START RECORDS SUPPLIED

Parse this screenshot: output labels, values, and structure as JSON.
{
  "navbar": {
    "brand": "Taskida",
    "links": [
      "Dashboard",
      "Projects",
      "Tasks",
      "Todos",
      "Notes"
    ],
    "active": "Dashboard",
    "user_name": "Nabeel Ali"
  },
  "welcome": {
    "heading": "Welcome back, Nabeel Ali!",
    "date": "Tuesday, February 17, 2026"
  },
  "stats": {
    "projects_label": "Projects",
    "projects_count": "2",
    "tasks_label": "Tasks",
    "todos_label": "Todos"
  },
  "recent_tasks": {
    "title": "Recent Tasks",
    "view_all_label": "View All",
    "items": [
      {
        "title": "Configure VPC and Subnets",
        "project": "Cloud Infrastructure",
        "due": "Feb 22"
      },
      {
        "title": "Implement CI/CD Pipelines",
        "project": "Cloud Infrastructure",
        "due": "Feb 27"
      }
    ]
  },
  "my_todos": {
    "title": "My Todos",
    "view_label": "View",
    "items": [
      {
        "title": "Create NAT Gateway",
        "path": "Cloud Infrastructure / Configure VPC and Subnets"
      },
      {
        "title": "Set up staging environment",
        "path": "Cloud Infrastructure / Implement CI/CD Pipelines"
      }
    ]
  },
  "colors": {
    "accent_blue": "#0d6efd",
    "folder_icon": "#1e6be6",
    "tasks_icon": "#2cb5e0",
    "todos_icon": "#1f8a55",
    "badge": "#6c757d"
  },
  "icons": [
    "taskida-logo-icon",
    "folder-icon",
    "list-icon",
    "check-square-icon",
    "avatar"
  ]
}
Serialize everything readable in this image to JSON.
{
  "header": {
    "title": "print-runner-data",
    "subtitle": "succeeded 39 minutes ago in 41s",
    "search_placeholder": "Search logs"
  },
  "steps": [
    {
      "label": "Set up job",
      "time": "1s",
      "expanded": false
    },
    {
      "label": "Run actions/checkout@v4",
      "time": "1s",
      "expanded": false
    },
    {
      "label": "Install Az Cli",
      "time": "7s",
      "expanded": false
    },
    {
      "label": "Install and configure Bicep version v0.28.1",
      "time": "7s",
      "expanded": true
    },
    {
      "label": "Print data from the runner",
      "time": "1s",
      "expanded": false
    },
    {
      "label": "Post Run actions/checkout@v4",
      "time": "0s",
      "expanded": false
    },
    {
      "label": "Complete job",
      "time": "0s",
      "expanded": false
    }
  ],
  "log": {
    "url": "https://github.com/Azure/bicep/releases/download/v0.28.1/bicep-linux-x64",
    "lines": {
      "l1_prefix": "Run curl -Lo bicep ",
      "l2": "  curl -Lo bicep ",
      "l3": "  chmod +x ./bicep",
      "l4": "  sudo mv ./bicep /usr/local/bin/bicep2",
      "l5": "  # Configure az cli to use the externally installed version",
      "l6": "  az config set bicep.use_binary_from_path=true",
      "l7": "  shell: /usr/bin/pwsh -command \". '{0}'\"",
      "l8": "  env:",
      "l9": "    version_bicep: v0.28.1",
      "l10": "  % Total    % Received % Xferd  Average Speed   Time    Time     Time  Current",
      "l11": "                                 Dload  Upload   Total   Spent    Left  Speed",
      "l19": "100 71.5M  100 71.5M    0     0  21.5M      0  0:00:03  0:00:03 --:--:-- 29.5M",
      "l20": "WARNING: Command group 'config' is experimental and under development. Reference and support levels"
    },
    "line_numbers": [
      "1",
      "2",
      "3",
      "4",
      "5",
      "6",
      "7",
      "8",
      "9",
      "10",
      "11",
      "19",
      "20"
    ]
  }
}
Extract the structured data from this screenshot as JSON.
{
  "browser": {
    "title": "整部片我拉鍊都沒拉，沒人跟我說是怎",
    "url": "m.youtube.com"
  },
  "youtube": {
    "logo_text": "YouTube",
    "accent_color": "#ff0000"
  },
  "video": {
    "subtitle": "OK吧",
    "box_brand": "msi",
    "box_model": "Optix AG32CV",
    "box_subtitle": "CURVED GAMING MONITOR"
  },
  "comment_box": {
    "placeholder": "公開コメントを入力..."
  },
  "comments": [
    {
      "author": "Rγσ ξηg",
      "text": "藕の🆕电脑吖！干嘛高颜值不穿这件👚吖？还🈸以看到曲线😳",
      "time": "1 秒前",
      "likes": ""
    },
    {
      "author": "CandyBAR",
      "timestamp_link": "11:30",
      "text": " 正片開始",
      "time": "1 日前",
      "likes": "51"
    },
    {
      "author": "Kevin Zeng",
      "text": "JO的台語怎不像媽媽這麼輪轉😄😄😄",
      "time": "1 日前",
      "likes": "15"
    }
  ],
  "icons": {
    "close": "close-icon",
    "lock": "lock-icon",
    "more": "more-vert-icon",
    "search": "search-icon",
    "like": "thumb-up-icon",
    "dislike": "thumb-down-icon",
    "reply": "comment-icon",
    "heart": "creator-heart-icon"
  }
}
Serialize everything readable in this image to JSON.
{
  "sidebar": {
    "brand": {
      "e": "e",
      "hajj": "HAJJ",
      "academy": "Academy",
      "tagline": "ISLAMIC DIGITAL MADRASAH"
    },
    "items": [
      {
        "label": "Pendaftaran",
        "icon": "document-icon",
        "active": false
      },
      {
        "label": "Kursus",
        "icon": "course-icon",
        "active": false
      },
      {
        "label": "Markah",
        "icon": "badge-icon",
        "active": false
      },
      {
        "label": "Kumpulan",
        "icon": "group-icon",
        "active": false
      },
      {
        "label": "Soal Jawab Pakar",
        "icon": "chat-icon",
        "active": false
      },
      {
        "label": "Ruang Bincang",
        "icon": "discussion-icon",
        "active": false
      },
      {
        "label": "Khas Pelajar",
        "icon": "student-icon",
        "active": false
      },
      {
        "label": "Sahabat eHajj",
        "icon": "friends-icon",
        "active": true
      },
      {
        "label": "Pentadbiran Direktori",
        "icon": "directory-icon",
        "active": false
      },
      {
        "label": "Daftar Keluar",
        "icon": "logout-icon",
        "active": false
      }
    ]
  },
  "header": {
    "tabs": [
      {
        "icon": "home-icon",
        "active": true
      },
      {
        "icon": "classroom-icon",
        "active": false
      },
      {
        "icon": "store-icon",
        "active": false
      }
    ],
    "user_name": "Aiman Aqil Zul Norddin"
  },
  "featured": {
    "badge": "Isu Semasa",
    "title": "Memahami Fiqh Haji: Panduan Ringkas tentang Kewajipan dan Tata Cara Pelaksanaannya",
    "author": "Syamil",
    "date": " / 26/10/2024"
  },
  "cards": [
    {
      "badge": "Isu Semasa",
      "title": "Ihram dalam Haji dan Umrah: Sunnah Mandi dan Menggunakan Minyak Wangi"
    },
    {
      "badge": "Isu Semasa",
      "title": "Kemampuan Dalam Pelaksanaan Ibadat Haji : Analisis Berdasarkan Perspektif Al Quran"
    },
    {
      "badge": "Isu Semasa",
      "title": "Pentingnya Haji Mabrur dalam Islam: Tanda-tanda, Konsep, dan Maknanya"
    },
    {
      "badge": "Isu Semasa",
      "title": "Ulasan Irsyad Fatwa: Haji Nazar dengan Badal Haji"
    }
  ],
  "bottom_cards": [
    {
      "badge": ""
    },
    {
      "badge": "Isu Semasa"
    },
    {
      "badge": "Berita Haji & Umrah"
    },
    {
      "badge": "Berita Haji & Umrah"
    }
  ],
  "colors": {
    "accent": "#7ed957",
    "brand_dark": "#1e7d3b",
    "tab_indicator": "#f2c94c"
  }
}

END RECORDS SUPPLIED

- PROBLEM TO WORK ON: Transcribe the data above in full, exactly.

- FINAL RESULT:
Parse this screenshot: output labels, values, and structure as JSON.
{
  "navbar": {
    "brand": "Taskida",
    "links": [
      "Dashboard",
      "Projects",
      "Tasks",
      "Todos",
      "Notes"
    ],
    "active": "Dashboard",
    "user_name": "Nabeel Ali"
  },
  "welcome": {
    "heading": "Welcome back, Nabeel Ali!",
    "date": "Tuesday, February 17, 2026"
  },
  "stats": {
    "projects_label": "Projects",
    "projects_count": "2",
    "tasks_label": "Tasks",
    "todos_label": "Todos"
  },
  "recent_tasks": {
    "title": "Recent Tasks",
    "view_all_label": "View All",
    "items": [
      {
        "title": "Configure VPC and Subnets",
        "project": "Cloud Infrastructure",
        "due": "Feb 22"
      },
      {
        "title": "Implement CI/CD Pipelines",
        "project": "Cloud Infrastructure",
        "due": "Feb 27"
      }
    ]
  },
  "my_todos": {
    "title": "My Todos",
    "view_label": "View",
    "items": [
      {
        "title": "Create NAT Gateway",
        "path": "Cloud Infrastructure / Configure VPC and Subnets"
      },
      {
        "title": "Set up staging environment",
        "path": "Cloud Infrastructure / Implement CI/CD Pipelines"
      }
    ]
  },
  "colors": {
    "accent_blue": "#0d6efd",
    "folder_icon": "#1e6be6",
    "tasks_icon": "#2cb5e0",
    "todos_icon": "#1f8a55",
    "badge": "#6c757d"
  },
  "icons": [
    "taskida-logo-icon",
    "folder-icon",
    "list-icon",
    "check-square-icon",
    "avatar"
  ]
}
Serialize everything readable in this image to JSON.
{
  "header": {
    "title": "print-runner-data",
    "subtitle": "succeeded 39 minutes ago in 41s",
    "search_placeholder": "Search logs"
  },
  "steps": [
    {
      "label": "Set up job",
      "time": "1s",
      "expanded": false
    },
    {
      "label": "Run actions/checkout@v4",
      "time": "1s",
      "expanded": false
    },
    {
      "label": "Install Az Cli",
      "time": "7s",
      "expanded": false
    },
    {
      "label": "Install and configure Bicep version v0.28.1",
      "time": "7s",
      "expanded": true
    },
    {
      "label": "Print data from the runner",
      "time": "1s",
      "expanded": false
    },
    {
      "label": "Post Run actions/checkout@v4",
      "time": "0s",
      "expanded": false
    },
    {
      "label": "Complete job",
      "time": "0s",
      "expanded": false
    }
  ],
  "log": {
    "url": "https://github.com/Azure/bicep/releases/download/v0.28.1/bicep-linux-x64",
    "lines": {
      "l1_prefix": "Run curl -Lo bicep ",
      "l2": "  curl -Lo bicep ",
      "l3": "  chmod +x ./bicep",
      "l4": "  sudo mv ./bicep /usr/local/bin/bicep2",
      "l5": "  # Configure az cli to use the externally installed version",
      "l6": "  az config set bicep.use_binary_from_path=true",
      "l7": "  shell: /usr/bin/pwsh -command \". '{0}'\"",
      "l8": "  env:",
      "l9": "    version_bicep: v0.28.1",
      "l10": "  % Total    % Received % Xferd  Average Speed   Time    Time     Time  Current",
      "l11": "                                 Dload  Upload   Total   Spent    Left  Speed",
      "l19": "100 71.5M  100 71.5M    0     0  21.5M      0  0:00:03  0:00:03 --:--:-- 29.5M",
      "l20": "WARNING: Command group 'config' is experimental and under development. Reference and support levels"
    },
    "line_numbers": [
      "1",
      "2",
      "3",
      "4",
      "5",
      "6",
      "7",
      "8",
      "9",
      "10",
      "11",
      "19",
      "20"
    ]
  }
}
Extract the structured data from this screenshot as JSON.
{
  "browser": {
    "title": "整部片我拉鍊都沒拉，沒人跟我說是怎",
    "url": "m.youtube.com"
  },
  "youtube": {
    "logo_text": "YouTube",
    "accent_color": "#ff0000"
  },
  "video": {
    "subtitle": "OK吧",
    "box_brand": "msi",
    "box_model": "Optix AG32CV",
    "box_subtitle": "CURVED GAMING MONITOR"
  },
  "comment_box": {
    "placeholder": "公開コメントを入力..."
  },
  "comments": [
    {
      "author": "Rγσ ξηg",
      "text": "藕の🆕电脑吖！干嘛高颜值不穿这件👚吖？还🈸以看到曲线😳",
      "time": "1 秒前",
      "likes": ""
    },
    {
      "author": "CandyBAR",
      "timestamp_link": "11:30",
      "text": " 正片開始",
      "time": "1 日前",
      "likes": "51"
    },
    {
      "author": "Kevin Zeng",
      "text": "JO的台語怎不像媽媽這麼輪轉😄😄😄",
      "time": "1 日前",
      "likes": "15"
    }
  ],
  "icons": {
    "close": "close-icon",
    "lock": "lock-icon",
    "more": "more-vert-icon",
    "search": "search-icon",
    "like": "thumb-up-icon",
    "dislike": "thumb-down-icon",
    "reply": "comment-icon",
    "heart": "creator-heart-icon"
  }
}
Serialize everything readable in this image to JSON.
{
  "sidebar": {
    "brand": {
      "e": "e",
      "hajj": "HAJJ",
      "academy": "Academy",
      "tagline": "ISLAMIC DIGITAL MADRASAH"
    },
    "items": [
      {
        "label": "Pendaftaran",
        "icon": "document-icon",
        "active": false
      },
      {
        "label": "Kursus",
        "icon": "course-icon",
        "active": false
      },
      {
        "label": "Markah",
        "icon": "badge-icon",
        "active": false
      },
      {
        "label": "Kumpulan",
        "icon": "group-icon",
        "active": false
      },
      {
        "label": "Soal Jawab Pakar",
        "icon": "chat-icon",
        "active": false
      },
      {
        "label": "Ruang Bincang",
        "icon": "discussion-icon",
        "active": false
      },
      {
        "label": "Khas Pelajar",
        "icon": "student-icon",
        "active": false
      },
      {
        "label": "Sahabat eHajj",
        "icon": "friends-icon",
        "active": true
      },
      {
        "label": "Pentadbiran Direktori",
        "icon": "directory-icon",
        "active": false
      },
      {
        "label": "Daftar Keluar",
        "icon": "logout-icon",
        "active": false
      }
    ]
  },
  "header": {
    "tabs": [
      {
        "icon": "home-icon",
        "active": true
      },
      {
        "icon": "classroom-icon",
        "active": false
      },
      {
        "icon": "store-icon",
        "active": false
      }
    ],
    "user_name": "Aiman Aqil Zul Norddin"
  },
  "featured": {
    "badge": "Isu Semasa",
    "title": "Memahami Fiqh Haji: Panduan Ringkas tentang Kewajipan dan Tata Cara Pelaksanaannya",
    "author": "Syamil",
    "date": " / 26/10/2024"
  },
  "cards": [
    {
      "badge": "Isu Semasa",
      "title": "Ihram dalam Haji dan Umrah: Sunnah Mandi dan Menggunakan Minyak Wangi"
    },
    {
      "badge": "Isu Semasa",
      "title": "Kemampuan Dalam Pelaksanaan Ibadat Haji : Analisis Berdasarkan Perspektif Al Quran"
    },
    {
      "badge": "Isu Semasa",
      "title": "Pentingnya Haji Mabrur dalam Islam: Tanda-tanda, Konsep, dan Maknanya"
    },
    {
      "badge": "Isu Semasa",
      "title": "Ulasan Irsyad Fatwa: Haji Nazar dengan Badal Haji"
    }
  ],
  "bottom_cards": [
    {
      "badge": ""
    },
    {
      "badge": "Isu Semasa"
    },
    {
      "badge": "Berita Haji & Umrah"
    },
    {
      "badge": "Berita Haji & Umrah"
    }
  ],
  "colors": {
    "accent": "#7ed957",
    "brand_dark": "#1e7d3b",
    "tab_indicator": "#f2c94c"
  }
}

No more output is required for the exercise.